Will you write out all the entries below exactly?

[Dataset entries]
* * * *
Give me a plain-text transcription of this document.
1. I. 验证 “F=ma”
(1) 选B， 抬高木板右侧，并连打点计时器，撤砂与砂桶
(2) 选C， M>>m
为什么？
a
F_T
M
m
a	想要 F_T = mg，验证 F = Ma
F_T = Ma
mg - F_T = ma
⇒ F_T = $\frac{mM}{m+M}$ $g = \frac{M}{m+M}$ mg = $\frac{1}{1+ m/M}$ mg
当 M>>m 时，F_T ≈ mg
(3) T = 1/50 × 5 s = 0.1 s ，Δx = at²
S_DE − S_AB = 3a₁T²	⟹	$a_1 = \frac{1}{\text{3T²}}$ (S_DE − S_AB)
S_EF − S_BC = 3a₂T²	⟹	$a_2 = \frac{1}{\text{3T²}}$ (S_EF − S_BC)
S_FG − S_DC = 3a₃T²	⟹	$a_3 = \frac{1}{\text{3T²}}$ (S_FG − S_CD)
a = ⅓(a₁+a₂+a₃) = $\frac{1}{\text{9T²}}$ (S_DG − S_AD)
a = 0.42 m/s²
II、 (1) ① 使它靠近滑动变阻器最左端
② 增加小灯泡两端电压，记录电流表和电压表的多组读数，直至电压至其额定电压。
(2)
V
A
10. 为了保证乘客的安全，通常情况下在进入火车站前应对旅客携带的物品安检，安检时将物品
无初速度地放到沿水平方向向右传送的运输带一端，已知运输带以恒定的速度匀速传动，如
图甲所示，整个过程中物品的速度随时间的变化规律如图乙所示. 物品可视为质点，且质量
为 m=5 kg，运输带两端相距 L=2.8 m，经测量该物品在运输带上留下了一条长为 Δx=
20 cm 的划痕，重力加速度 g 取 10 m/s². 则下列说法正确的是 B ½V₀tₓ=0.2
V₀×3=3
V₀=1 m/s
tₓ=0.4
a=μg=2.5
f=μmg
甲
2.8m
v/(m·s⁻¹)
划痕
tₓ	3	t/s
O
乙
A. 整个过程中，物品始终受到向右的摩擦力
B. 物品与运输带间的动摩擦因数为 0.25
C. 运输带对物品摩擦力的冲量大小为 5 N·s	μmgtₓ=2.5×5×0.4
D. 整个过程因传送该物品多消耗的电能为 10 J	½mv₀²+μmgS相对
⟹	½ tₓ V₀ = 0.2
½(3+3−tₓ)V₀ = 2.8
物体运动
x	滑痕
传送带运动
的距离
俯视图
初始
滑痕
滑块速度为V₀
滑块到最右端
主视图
* * * *
* _Answer to the task_:
Give me a plain-text transcription of this document.
1. I. 验证 “F=ma”
(1) 选B， 抬高木板右侧，并连打点计时器，撤砂与砂桶
(2) 选C， M>>m
为什么？
a
F_T
M
m
a	想要 F_T = mg，验证 F = Ma
F_T = Ma
mg - F_T = ma
⇒ F_T = $\frac{mM}{m+M}$ $g = \frac{M}{m+M}$ mg = $\frac{1}{1+ m/M}$ mg
当 M>>m 时，F_T ≈ mg
(3) T = 1/50 × 5 s = 0.1 s ，Δx = at²
S_DE − S_AB = 3a₁T²	⟹	$a_1 = \frac{1}{\text{3T²}}$ (S_DE − S_AB)
S_EF − S_BC = 3a₂T²	⟹	$a_2 = \frac{1}{\text{3T²}}$ (S_EF − S_BC)
S_FG − S_DC = 3a₃T²	⟹	$a_3 = \frac{1}{\text{3T²}}$ (S_FG − S_CD)
a = ⅓(a₁+a₂+a₃) = $\frac{1}{\text{9T²}}$ (S_DG − S_AD)
a = 0.42 m/s²
II、 (1) ① 使它靠近滑动变阻器最左端
② 增加小灯泡两端电压，记录电流表和电压表的多组读数，直至电压至其额定电压。
(2)
V
A
10. 为了保证乘客的安全，通常情况下在进入火车站前应对旅客携带的物品安检，安检时将物品
无初速度地放到沿水平方向向右传送的运输带一端，已知运输带以恒定的速度匀速传动，如
图甲所示，整个过程中物品的速度随时间的变化规律如图乙所示. 物品可视为质点，且质量
为 m=5 kg，运输带两端相距 L=2.8 m，经测量该物品在运输带上留下了一条长为 Δx=
20 cm 的划痕，重力加速度 g 取 10 m/s². 则下列说法正确的是 B ½V₀tₓ=0.2
V₀×3=3
V₀=1 m/s
tₓ=0.4
a=μg=2.5
f=μmg
甲
2.8m
v/(m·s⁻¹)
划痕
tₓ	3	t/s
O
乙
A. 整个过程中，物品始终受到向右的摩擦力
B. 物品与运输带间的动摩擦因数为 0.25
C. 运输带对物品摩擦力的冲量大小为 5 N·s	μmgtₓ=2.5×5×0.4
D. 整个过程因传送该物品多消耗的电能为 10 J	½mv₀²+μmgS相对
⟹	½ tₓ V₀ = 0.2
½(3+3−tₓ)V₀ = 2.8
物体运动
x	滑痕
传送带运动
的距离
俯视图
初始
滑痕
滑块速度为V₀
滑块到最右端
主视图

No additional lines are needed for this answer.